┌──

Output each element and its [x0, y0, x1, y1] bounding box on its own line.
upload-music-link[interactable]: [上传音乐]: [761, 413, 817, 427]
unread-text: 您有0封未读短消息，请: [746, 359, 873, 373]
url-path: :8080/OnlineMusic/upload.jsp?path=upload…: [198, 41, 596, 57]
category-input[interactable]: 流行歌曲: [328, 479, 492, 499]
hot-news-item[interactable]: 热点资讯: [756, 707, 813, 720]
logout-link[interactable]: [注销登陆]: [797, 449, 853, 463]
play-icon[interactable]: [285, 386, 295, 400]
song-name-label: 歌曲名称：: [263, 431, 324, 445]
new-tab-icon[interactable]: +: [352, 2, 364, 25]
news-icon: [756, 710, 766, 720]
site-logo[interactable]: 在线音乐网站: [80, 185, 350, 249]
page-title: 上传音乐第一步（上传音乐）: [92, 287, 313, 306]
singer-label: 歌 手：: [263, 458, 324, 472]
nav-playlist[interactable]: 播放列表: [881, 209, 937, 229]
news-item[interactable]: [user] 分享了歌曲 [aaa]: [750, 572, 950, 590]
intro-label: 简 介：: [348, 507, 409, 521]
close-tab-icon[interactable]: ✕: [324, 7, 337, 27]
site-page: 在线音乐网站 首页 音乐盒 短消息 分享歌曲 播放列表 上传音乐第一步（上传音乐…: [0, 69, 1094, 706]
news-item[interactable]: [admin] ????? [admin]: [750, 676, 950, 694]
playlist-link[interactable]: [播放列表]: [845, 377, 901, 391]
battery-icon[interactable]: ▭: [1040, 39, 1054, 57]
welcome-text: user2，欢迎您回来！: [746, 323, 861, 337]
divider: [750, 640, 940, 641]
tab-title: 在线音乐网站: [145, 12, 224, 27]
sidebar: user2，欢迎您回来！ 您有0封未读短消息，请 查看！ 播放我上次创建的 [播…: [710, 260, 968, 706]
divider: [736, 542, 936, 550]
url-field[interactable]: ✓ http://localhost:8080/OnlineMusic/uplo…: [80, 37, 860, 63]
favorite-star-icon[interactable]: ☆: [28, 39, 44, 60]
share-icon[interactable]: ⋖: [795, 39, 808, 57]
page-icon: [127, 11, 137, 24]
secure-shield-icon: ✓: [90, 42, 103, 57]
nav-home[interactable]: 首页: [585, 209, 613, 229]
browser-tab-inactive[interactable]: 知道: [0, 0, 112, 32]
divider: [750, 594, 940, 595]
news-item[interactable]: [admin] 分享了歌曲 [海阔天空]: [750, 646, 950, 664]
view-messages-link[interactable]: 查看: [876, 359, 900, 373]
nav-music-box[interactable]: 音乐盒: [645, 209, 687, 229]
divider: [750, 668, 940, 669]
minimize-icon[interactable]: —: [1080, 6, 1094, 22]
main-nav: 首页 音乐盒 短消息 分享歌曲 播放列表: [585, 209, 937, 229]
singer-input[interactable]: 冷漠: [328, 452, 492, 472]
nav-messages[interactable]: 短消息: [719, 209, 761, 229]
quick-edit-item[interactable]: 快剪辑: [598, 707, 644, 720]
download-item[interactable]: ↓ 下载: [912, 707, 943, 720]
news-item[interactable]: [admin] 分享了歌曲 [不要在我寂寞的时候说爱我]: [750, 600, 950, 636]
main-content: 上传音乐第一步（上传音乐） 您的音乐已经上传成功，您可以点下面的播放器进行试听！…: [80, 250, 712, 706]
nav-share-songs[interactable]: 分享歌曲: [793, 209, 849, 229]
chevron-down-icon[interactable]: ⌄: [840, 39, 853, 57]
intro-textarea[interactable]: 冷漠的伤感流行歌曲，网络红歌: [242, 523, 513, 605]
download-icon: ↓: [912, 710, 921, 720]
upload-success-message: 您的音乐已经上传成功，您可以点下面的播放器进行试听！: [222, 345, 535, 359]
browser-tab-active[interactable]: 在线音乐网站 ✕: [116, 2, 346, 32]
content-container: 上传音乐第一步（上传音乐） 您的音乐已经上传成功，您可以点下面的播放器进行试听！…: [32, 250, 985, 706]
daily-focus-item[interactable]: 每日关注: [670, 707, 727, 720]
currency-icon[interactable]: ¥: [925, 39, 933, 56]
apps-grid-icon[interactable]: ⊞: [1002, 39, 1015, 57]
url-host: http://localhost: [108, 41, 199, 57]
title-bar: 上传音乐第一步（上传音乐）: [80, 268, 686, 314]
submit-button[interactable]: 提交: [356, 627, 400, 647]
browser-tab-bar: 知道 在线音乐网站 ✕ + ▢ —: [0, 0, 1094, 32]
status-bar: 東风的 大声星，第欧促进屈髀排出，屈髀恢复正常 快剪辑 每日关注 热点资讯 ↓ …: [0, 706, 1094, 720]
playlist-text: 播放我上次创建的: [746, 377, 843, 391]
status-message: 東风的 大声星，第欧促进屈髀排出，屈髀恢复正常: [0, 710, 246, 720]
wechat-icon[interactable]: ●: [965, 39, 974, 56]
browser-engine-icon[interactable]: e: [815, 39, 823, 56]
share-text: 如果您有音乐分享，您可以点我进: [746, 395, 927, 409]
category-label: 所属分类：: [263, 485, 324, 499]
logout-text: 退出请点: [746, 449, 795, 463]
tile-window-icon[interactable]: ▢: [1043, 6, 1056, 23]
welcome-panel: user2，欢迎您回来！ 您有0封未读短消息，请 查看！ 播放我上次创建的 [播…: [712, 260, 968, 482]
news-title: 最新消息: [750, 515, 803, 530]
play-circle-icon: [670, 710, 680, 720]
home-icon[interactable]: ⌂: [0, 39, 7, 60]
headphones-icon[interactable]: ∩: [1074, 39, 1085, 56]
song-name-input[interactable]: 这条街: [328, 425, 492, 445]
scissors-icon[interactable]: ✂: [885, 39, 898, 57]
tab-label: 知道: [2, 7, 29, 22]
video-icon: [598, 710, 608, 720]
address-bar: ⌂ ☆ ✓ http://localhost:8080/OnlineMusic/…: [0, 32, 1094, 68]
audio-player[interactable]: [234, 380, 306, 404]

└──

Task details: Copy every line of the records above verbatim, keeping the same order.

Completed exercise:
Output each element and its [x0, y0, x1, y1] bounding box on its own line.
upload-music-link[interactable]: [上传音乐]: [761, 413, 817, 427]
unread-text: 您有0封未读短消息，请: [746, 359, 873, 373]
url-path: :8080/OnlineMusic/upload.jsp?path=upload…: [198, 41, 596, 57]
category-input[interactable]: 流行歌曲: [328, 479, 492, 499]
hot-news-item[interactable]: 热点资讯: [756, 707, 813, 720]
logout-link[interactable]: [注销登陆]: [797, 449, 853, 463]
play-icon[interactable]: [285, 386, 295, 400]
song-name-label: 歌曲名称：: [263, 431, 324, 445]
new-tab-icon[interactable]: +: [352, 2, 364, 25]
news-icon: [756, 710, 766, 720]
site-logo[interactable]: 在线音乐网站: [80, 185, 350, 249]
page-title: 上传音乐第一步（上传音乐）: [92, 287, 313, 306]
singer-label: 歌 手：: [263, 458, 324, 472]
nav-playlist[interactable]: 播放列表: [881, 209, 937, 229]
news-item[interactable]: [user] 分享了歌曲 [aaa]: [750, 572, 950, 590]
intro-label: 简 介：: [348, 507, 409, 521]
close-tab-icon[interactable]: ✕: [324, 7, 337, 27]
site-page: 在线音乐网站 首页 音乐盒 短消息 分享歌曲 播放列表 上传音乐第一步（上传音乐…: [0, 69, 1094, 706]
news-item[interactable]: [admin] ????? [admin]: [750, 676, 950, 694]
playlist-link[interactable]: [播放列表]: [845, 377, 901, 391]
battery-icon[interactable]: ▭: [1040, 39, 1054, 57]
welcome-text: user2，欢迎您回来！: [746, 323, 861, 337]
divider: [750, 640, 940, 641]
tab-title: 在线音乐网站: [145, 12, 224, 27]
sidebar: user2，欢迎您回来！ 您有0封未读短消息，请 查看！ 播放我上次创建的 [播…: [710, 260, 968, 706]
divider: [736, 542, 936, 550]
url-field[interactable]: ✓ http://localhost:8080/OnlineMusic/uplo…: [80, 37, 860, 63]
favorite-star-icon[interactable]: ☆: [28, 39, 44, 60]
share-icon[interactable]: ⋖: [795, 39, 808, 57]
page-icon: [127, 11, 137, 24]
secure-shield-icon: ✓: [90, 42, 103, 57]
nav-home[interactable]: 首页: [585, 209, 613, 229]
browser-tab-inactive[interactable]: 知道: [0, 0, 112, 32]
divider: [750, 594, 940, 595]
news-item[interactable]: [admin] 分享了歌曲 [海阔天空]: [750, 646, 950, 664]
view-messages-link[interactable]: 查看: [876, 359, 900, 373]
nav-music-box[interactable]: 音乐盒: [645, 209, 687, 229]
divider: [750, 668, 940, 669]
minimize-icon[interactable]: —: [1080, 6, 1094, 22]
main-nav: 首页 音乐盒 短消息 分享歌曲 播放列表: [585, 209, 937, 229]
singer-input[interactable]: 冷漠: [328, 452, 492, 472]
nav-messages[interactable]: 短消息: [719, 209, 761, 229]
quick-edit-item[interactable]: 快剪辑: [598, 707, 644, 720]
download-item[interactable]: ↓ 下载: [912, 707, 943, 720]
news-item[interactable]: [admin] 分享了歌曲 [不要在我寂寞的时候说爱我]: [750, 600, 950, 636]
main-content: 上传音乐第一步（上传音乐） 您的音乐已经上传成功，您可以点下面的播放器进行试听！…: [80, 250, 712, 706]
nav-share-songs[interactable]: 分享歌曲: [793, 209, 849, 229]
chevron-down-icon[interactable]: ⌄: [840, 39, 853, 57]
intro-textarea[interactable]: 冷漠的伤感流行歌曲，网络红歌: [242, 523, 513, 605]
download-icon: ↓: [912, 710, 921, 720]
upload-success-message: 您的音乐已经上传成功，您可以点下面的播放器进行试听！: [222, 345, 535, 359]
browser-tab-active[interactable]: 在线音乐网站 ✕: [116, 2, 346, 32]
content-container: 上传音乐第一步（上传音乐） 您的音乐已经上传成功，您可以点下面的播放器进行试听！…: [32, 250, 985, 706]
daily-focus-item[interactable]: 每日关注: [670, 707, 727, 720]
currency-icon[interactable]: ¥: [925, 39, 933, 56]
apps-grid-icon[interactable]: ⊞: [1002, 39, 1015, 57]
url-host: http://localhost: [108, 41, 199, 57]
title-bar: 上传音乐第一步（上传音乐）: [80, 268, 686, 314]
submit-button[interactable]: 提交: [356, 627, 400, 647]
browser-tab-bar: 知道 在线音乐网站 ✕ + ▢ —: [0, 0, 1094, 32]
status-bar: 東风的 大声星，第欧促进屈髀排出，屈髀恢复正常 快剪辑 每日关注 热点资讯 ↓ …: [0, 706, 1094, 720]
playlist-text: 播放我上次创建的: [746, 377, 843, 391]
status-message: 東风的 大声星，第欧促进屈髀排出，屈髀恢复正常: [0, 710, 246, 720]
wechat-icon[interactable]: ●: [965, 39, 974, 56]
browser-engine-icon[interactable]: e: [815, 39, 823, 56]
share-text: 如果您有音乐分享，您可以点我进: [746, 395, 927, 409]
category-label: 所属分类：: [263, 485, 324, 499]
logout-text: 退出请点: [746, 449, 795, 463]
tile-window-icon[interactable]: ▢: [1043, 6, 1056, 23]
welcome-panel: user2，欢迎您回来！ 您有0封未读短消息，请 查看！ 播放我上次创建的 [播…: [712, 260, 968, 482]
news-title: 最新消息: [750, 515, 803, 530]
play-circle-icon: [670, 710, 680, 720]
home-icon[interactable]: ⌂: [0, 39, 7, 60]
headphones-icon[interactable]: ∩: [1074, 39, 1085, 56]
song-name-input[interactable]: 这条街: [328, 425, 492, 445]
scissors-icon[interactable]: ✂: [885, 39, 898, 57]
tab-label: 知道: [2, 7, 29, 22]
video-icon: [598, 710, 608, 720]
address-bar: ⌂ ☆ ✓ http://localhost:8080/OnlineMusic/…: [0, 32, 1094, 68]
audio-player[interactable]: [234, 380, 306, 404]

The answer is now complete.